* _CONSIGNE 1_:
D'après l'extrait sur l'art. 103 LFus, sur quel droit reposent en principe les droits de mutation ?
* _CONSIGNE 2_:
Prolongez le passage juridique sur l'art. 103 LFus à la suite de sa dernière phrase.

* _EXTRAIT DU DOCUMENT_:
◆ ◆ ◆ ◆
4.2 L'art. 103 LFus se distingue des normes de la législation sur
l'harmonisation fiscale, qui ne sont directement applicables que si les
dispositions du droit fiscal cantonal s'en écartent (cf. art. 72 al. 2 de la
loi du 14 décembre 1990 sur l'harmonisation des impôts directs des cantons et
des communes [LHID; RS 642.14]; STEFAN OESTERHELT, in Basler Kommentar,
Fusionsgesetz, Watter/Vogt/Tschäni/Daeniker [éd.], 2005 [ci-après: BK], n° 32
ad art. 103 LFus). L'art. 103 LFus
BGE 138 II 557 S. 560
est en effet une norme fédérale d'application directe, qui ne nécessite aucune
concrétisation par le droit cantonal (cf. STEFAN OESTERHELT, Umsetzung von Art.
103 FusG durch die kantonalen Gesetzgeber, RF 65/2010 p. 522; ERWIN R.
GRIESSHAMMER, in Zürcher Kommentar zum Fusionsgesetz, Frank Vischer [éd.], 2^e
éd. 2012, n° 12 ad art. 103 LFus). Les cantons restent cependant libres de
prévoir un allégement supplémentaire dès lors que les droits de mutation
reposent en principe sur le droit cantonal. Lorsque les normes cantonales vont
au-delà de l'art. 103 LFus, le contribuable peut ainsi se prévaloir tant du
droit fédéral que du droit cantonal (cf. OESTERHELT, in BK, n° 32 ad art. 103
LFus).
En revanche, tant que les dispositions cantonales se contentent de reprendre la
teneur de l'art. 103 LFus, cela n'en fait pas du droit cantonal distinct. En
effet, lorsqu'un canton, en dehors de sa compétence, reproduit dans sa
législation, en termes identiques, une règle qui figure dans la législation
fédérale, la règle cantonale n'a pas d'effet juridique propre, puisque cet
effet est produit par la règle fédérale (cf. AUBERT/MAHON, Petit commentaire de
la Constitution fédérale de la Confédération suisse, 2003, n° 6 ad art. 49
Cst.).
◆ ◆ ◆ ◆
* _ENTRÉES_:
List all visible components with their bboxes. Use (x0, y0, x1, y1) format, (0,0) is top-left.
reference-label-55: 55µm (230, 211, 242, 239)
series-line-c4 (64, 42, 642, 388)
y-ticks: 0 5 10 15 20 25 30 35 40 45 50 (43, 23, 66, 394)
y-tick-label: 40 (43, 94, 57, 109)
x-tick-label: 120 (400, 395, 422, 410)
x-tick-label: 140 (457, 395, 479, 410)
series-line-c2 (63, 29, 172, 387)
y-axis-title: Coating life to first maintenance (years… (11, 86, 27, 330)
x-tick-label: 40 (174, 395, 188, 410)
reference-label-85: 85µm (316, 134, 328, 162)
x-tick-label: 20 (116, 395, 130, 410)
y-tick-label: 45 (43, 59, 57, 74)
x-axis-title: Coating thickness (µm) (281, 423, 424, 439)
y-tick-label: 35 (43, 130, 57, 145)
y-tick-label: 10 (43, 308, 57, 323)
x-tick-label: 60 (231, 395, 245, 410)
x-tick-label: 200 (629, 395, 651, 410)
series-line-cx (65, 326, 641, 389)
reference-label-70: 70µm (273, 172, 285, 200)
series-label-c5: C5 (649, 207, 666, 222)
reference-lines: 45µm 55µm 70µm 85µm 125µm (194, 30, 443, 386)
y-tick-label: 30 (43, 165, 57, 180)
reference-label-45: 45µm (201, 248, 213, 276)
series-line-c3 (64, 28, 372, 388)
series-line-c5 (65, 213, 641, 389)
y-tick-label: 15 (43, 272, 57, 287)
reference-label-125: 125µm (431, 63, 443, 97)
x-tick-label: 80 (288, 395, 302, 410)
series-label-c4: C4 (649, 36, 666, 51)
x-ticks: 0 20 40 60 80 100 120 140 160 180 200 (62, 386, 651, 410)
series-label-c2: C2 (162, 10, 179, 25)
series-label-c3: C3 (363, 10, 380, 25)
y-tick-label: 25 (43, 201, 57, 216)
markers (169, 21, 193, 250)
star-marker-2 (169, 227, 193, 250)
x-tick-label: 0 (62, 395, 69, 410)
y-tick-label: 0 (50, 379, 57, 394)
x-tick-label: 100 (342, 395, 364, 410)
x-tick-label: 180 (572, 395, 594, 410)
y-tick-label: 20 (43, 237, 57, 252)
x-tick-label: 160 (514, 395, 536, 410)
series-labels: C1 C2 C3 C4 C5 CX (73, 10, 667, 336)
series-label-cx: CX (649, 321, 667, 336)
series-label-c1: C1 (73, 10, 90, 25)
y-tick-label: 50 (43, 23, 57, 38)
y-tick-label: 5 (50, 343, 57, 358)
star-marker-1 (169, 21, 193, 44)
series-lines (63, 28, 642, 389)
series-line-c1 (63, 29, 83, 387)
◆ ◆ ◆ ◆
* _RÉSULTAT 1_:
Ils reposent en principe sur le droit cantonal.

* _RÉSULTAT 2_:
4.3 L'art. 103 LFus est entré en vigueur le 1^er juillet 2009 et, depuis cette
date, il fait obstacle à l'application de règles cantonales plus restrictives.
Selon l'art. 3 al. 1 let. i de la loi vaudoise du 27 février 1963 concernant le
droit de mutation sur les transferts immobiliers et l'impôt sur les successions
et donations (LMSD/VD; RSV 648.11), le droit de mutation n'est pas perçu sur
les transferts d'immeubles lors de restructurations au sens des art. 22 al. 1
et 3 et 97 al. 1 et 3 de la loi vaudoise du 4 juillet 2000 sur les impôts
directs cantonaux (LI/VD; RSV 642.11). Cette dernière disposition, ainsi que le
Tribunal cantonal l'a relevé à juste titre, reprend textuellement la teneur de
l'art. 24 al. 3 et 3^quater LHID. De son côté, l'art. 103 LFus prévoit que la
perception de droits de mutation cantonaux ou communaux est exclue en cas de
restructuration au sens des art. 8 al. 3 et 24 al. 3 et 3^quater LHID. La
teneur de l'art. 3 al. 1 let. i LMSD/VD est par conséquent identique à celle de
l'art. 103 LFus. Dans ces conditions, la présente affaire doit être examinée
exclusivement sous l'angle de l'art. 103 LFus et des dispositions de la LHID
auxquelles il renvoie. Les art. 3 al. 1 let. i LMSD/VD et 97 al. 1 et 3 LI/VD,
qui reprennent la teneur des dispositions fédérales, n'ont, dans ce contexte,
aucune portée propre.
BGE 138 II 557 S. 561

5.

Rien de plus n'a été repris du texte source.